═════ The input
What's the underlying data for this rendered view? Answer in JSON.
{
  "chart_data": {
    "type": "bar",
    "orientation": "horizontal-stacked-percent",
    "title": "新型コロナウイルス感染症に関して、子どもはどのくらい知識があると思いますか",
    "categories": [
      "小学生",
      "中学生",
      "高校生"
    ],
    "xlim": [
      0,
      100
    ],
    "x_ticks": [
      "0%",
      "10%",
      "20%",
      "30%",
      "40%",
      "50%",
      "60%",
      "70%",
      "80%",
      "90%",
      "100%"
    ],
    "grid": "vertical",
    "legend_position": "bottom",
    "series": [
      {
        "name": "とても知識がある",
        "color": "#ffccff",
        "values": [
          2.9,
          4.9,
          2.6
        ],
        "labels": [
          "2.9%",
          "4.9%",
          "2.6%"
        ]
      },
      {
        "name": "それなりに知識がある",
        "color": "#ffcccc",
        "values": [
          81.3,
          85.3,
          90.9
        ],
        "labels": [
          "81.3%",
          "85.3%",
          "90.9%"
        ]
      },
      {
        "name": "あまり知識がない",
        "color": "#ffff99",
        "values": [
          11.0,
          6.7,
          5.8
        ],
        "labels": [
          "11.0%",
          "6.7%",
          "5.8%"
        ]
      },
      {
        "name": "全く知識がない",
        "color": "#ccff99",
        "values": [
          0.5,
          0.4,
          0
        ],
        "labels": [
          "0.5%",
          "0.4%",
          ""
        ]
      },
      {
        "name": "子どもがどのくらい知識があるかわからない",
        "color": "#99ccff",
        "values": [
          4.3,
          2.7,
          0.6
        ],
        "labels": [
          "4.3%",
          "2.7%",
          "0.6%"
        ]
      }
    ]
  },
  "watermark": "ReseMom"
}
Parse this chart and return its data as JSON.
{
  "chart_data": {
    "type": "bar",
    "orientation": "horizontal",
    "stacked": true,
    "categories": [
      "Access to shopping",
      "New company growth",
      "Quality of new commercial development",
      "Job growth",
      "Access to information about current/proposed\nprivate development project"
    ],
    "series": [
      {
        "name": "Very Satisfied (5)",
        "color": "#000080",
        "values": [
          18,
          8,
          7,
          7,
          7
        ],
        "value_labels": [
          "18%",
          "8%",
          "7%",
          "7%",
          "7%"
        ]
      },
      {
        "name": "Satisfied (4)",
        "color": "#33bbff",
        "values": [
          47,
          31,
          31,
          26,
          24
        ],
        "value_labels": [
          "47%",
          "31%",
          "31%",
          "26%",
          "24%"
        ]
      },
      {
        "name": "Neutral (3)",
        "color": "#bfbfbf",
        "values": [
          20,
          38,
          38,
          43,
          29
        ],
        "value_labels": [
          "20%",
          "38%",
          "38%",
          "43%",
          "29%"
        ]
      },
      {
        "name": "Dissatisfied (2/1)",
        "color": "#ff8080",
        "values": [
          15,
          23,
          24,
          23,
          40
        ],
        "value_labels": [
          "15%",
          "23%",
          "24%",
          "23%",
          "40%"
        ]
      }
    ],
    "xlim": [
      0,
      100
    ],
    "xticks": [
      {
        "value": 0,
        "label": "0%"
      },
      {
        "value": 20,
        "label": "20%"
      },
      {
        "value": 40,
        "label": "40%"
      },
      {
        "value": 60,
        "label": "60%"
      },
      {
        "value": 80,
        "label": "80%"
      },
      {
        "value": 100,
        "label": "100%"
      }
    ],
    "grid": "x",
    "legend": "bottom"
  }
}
══════════
Short task:
Write the material out exactly, with nothing left out.

Answer for this exercise:
What's the underlying data for this rendered view? Answer in JSON.
{
  "chart_data": {
    "type": "bar",
    "orientation": "horizontal-stacked-percent",
    "title": "新型コロナウイルス感染症に関して、子どもはどのくらい知識があると思いますか",
    "categories": [
      "小学生",
      "中学生",
      "高校生"
    ],
    "xlim": [
      0,
      100
    ],
    "x_ticks": [
      "0%",
      "10%",
      "20%",
      "30%",
      "40%",
      "50%",
      "60%",
      "70%",
      "80%",
      "90%",
      "100%"
    ],
    "grid": "vertical",
    "legend_position": "bottom",
    "series": [
      {
        "name": "とても知識がある",
        "color": "#ffccff",
        "values": [
          2.9,
          4.9,
          2.6
        ],
        "labels": [
          "2.9%",
          "4.9%",
          "2.6%"
        ]
      },
      {
        "name": "それなりに知識がある",
        "color": "#ffcccc",
        "values": [
          81.3,
          85.3,
          90.9
        ],
        "labels": [
          "81.3%",
          "85.3%",
          "90.9%"
        ]
      },
      {
        "name": "あまり知識がない",
        "color": "#ffff99",
        "values": [
          11.0,
          6.7,
          5.8
        ],
        "labels": [
          "11.0%",
          "6.7%",
          "5.8%"
        ]
      },
      {
        "name": "全く知識がない",
        "color": "#ccff99",
        "values": [
          0.5,
          0.4,
          0
        ],
        "labels": [
          "0.5%",
          "0.4%",
          ""
        ]
      },
      {
        "name": "子どもがどのくらい知識があるかわからない",
        "color": "#99ccff",
        "values": [
          4.3,
          2.7,
          0.6
        ],
        "labels": [
          "4.3%",
          "2.7%",
          "0.6%"
        ]
      }
    ]
  },
  "watermark": "ReseMom"
}
Parse this chart and return its data as JSON.
{
  "chart_data": {
    "type": "bar",
    "orientation": "horizontal",
    "stacked": true,
    "categories": [
      "Access to shopping",
      "New company growth",
      "Quality of new commercial development",
      "Job growth",
      "Access to information about current/proposed\nprivate development project"
    ],
    "series": [
      {
        "name": "Very Satisfied (5)",
        "color": "#000080",
        "values": [
          18,
          8,
          7,
          7,
          7
        ],
        "value_labels": [
          "18%",
          "8%",
          "7%",
          "7%",
          "7%"
        ]
      },
      {
        "name": "Satisfied (4)",
        "color": "#33bbff",
        "values": [
          47,
          31,
          31,
          26,
          24
        ],
        "value_labels": [
          "47%",
          "31%",
          "31%",
          "26%",
          "24%"
        ]
      },
      {
        "name": "Neutral (3)",
        "color": "#bfbfbf",
        "values": [
          20,
          38,
          38,
          43,
          29
        ],
        "value_labels": [
          "20%",
          "38%",
          "38%",
          "43%",
          "29%"
        ]
      },
      {
        "name": "Dissatisfied (2/1)",
        "color": "#ff8080",
        "values": [
          15,
          23,
          24,
          23,
          40
        ],
        "value_labels": [
          "15%",
          "23%",
          "24%",
          "23%",
          "40%"
        ]
      }
    ],
    "xlim": [
      0,
      100
    ],
    "xticks": [
      {
        "value": 0,
        "label": "0%"
      },
      {
        "value": 20,
        "label": "20%"
      },
      {
        "value": 40,
        "label": "40%"
      },
      {
        "value": 60,
        "label": "60%"
      },
      {
        "value": 80,
        "label": "80%"
      },
      {
        "value": 100,
        "label": "100%"
      }
    ],
    "grid": "x",
    "legend": "bottom"
  }
}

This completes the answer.